No tanto el comienzo de la aventura como el de la cotidianeidad. No supe que estaba en la Isla de Krk hasta que lo leí en el mapa. La noche anterior salí por primera vez del departamento. Acepté un bar con mis compañeros de piso, los italianos, Giuseppe y Francesco.. Tomamos unas cervezas, bajamos a un sótano, conversé mucho con una chica de Grecia sobre literatura y biología marina. Saqué entradas para un bus al que dos españoles, Crespo y Nacho, los habían invitado. A las siete de la mañana estaba en la estación. Unos minutos después, sentado junto a una chica, Sofía. El bus se llenó de españoles; tal vez quince, veinte. Muchos me saludaron en inglés o en italiano. Yo les respondí hola cómo estás.

¿Por qué digo que acá comienza la cotidianeidad? Porque encontré gente para establecer una cotidianeidad. Encontré gente que habla mi mismo idioma. Encontré diferencias que enriquecen mi idioma. Me encontré a mí mismo no comprendiendo el español… hecho recurrente a lo largo del viaje. No voy a enumerar nombres acá. Son muchos y se diluyen sus sentidos. Irán apareciendo en viajes posteriores. Solo tengo para decir que Krk es bellísimo, el día fue espectacular, el agua increíble. Me metí por primera vez en el agua europea, la del Adriático. Más adelante me metería en la del Mediterráneo, pero eso es otra anécdota.

============================================================

* Qué se solicita
1 – Reproduzca el pasaje del relato sobre la isla de Krk que comienza en "No tanto el" y termina en "hola cómo estás.".
2 – Prosiga el relato sobre la excursión a la isla de Krk a partir de su última oración.

Datos registrados:
============================================================

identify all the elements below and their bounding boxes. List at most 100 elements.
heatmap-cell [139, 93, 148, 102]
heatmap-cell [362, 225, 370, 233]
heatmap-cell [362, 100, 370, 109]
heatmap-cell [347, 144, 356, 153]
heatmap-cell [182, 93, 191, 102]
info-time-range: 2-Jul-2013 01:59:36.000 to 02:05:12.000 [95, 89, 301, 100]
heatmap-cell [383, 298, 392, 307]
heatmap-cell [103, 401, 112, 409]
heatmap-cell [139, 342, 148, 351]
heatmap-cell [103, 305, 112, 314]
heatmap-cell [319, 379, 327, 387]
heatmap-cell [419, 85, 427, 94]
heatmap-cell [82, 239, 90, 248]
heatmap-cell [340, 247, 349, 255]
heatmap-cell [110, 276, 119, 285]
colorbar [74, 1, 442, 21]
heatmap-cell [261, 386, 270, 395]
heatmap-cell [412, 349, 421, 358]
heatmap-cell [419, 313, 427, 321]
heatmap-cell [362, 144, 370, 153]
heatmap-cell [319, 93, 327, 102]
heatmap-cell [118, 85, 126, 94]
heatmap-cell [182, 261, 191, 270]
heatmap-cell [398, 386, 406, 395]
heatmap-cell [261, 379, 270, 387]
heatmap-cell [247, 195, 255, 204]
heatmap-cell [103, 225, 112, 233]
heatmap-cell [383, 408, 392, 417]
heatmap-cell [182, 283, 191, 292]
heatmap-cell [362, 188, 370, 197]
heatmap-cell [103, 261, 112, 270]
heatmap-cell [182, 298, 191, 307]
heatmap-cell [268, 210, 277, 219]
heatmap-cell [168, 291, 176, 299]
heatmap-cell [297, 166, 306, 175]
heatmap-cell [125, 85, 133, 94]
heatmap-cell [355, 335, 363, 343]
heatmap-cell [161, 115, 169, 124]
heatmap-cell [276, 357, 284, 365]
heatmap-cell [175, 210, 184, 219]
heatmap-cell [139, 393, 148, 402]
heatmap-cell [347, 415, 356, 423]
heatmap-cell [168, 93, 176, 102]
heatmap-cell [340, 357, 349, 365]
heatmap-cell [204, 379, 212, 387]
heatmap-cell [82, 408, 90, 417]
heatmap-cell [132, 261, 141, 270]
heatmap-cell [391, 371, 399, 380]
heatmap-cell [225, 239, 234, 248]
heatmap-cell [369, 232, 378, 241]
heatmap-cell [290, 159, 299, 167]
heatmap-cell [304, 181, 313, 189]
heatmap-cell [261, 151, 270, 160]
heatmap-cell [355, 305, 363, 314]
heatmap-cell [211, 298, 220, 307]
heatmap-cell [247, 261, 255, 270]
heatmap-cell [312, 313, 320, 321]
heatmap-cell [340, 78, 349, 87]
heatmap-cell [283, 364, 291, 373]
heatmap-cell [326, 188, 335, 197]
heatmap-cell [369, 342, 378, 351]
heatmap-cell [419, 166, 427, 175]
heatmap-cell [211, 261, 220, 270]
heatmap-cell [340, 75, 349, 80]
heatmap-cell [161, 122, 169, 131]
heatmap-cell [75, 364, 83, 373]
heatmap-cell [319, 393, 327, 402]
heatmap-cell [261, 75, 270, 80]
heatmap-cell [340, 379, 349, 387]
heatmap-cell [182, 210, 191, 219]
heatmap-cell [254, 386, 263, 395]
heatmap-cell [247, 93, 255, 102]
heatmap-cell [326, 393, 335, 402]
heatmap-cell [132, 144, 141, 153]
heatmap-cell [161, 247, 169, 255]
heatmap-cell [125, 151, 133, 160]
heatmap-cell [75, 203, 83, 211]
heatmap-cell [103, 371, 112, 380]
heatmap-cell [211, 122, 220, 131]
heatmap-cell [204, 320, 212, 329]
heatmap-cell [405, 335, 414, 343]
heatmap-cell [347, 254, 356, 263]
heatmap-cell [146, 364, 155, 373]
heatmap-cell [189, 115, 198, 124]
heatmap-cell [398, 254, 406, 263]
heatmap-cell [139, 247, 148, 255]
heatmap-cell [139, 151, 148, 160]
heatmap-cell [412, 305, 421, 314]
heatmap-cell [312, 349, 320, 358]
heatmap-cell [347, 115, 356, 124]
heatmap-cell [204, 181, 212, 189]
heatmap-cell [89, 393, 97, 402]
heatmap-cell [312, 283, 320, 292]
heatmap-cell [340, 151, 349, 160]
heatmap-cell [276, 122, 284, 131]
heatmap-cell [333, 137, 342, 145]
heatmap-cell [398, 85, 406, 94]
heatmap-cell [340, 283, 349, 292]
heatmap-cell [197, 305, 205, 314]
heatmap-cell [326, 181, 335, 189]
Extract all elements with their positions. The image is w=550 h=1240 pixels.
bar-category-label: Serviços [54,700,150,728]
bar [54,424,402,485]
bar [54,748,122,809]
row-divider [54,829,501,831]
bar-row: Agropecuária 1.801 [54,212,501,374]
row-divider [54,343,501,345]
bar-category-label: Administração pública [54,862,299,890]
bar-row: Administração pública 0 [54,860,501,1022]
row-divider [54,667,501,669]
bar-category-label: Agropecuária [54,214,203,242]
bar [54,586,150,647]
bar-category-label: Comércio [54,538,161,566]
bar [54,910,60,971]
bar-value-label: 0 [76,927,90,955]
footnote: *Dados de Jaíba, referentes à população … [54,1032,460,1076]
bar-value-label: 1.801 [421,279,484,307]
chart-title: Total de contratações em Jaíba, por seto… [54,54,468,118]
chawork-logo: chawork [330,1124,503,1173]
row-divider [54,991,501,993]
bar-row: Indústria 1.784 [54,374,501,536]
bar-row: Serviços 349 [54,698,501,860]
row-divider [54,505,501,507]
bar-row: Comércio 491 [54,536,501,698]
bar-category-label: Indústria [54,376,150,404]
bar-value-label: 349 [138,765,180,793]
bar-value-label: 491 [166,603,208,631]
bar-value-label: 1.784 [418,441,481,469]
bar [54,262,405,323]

============================================================

* Sus respuestas
1 –
No tanto el comienzo de la aventura como el de la cotidianeidad. No supe que estaba en la Isla de Krk hasta que lo leí en el mapa. La noche anterior salí por primera vez del departamento. Acepté un bar con mis compañeros de piso, los italianos, Giuseppe y Francesco.. Tomamos unas cervezas, bajamos a un sótano, conversé mucho con una chica de Grecia sobre literatura y biología marina. Saqué entradas para un bus al que dos españoles, Crespo y Nacho, los habían invitado. A las siete de la mañana estaba en la estación. Unos minutos después, sentado junto a una chica, Sofía. El bus se llenó de españoles; tal vez quince, veinte. Muchos me saludaron en inglés o en italiano. Yo les respondí hola cómo estás.

2 –
Este grupo de españoles –junto con el otro grupo, los de Trsat– ayudaron a que el primer choque cultural con Europa fuera más ameno de lo que esperaba. Sin embargo, la información fue, en un principio, apabullante: ciudades, referencias, geografía, historia, gastronomía. Muchas diferencias. Muchos parecidos. En esa dualidad asoma una nueva forma de felicidad.

Nos fuimos de Krk por la noche, la isla de las consonantes. Dormí en el bus de vuelta. Cené con los italianos en Burger King. Creo que es la primera noche que dormí bien.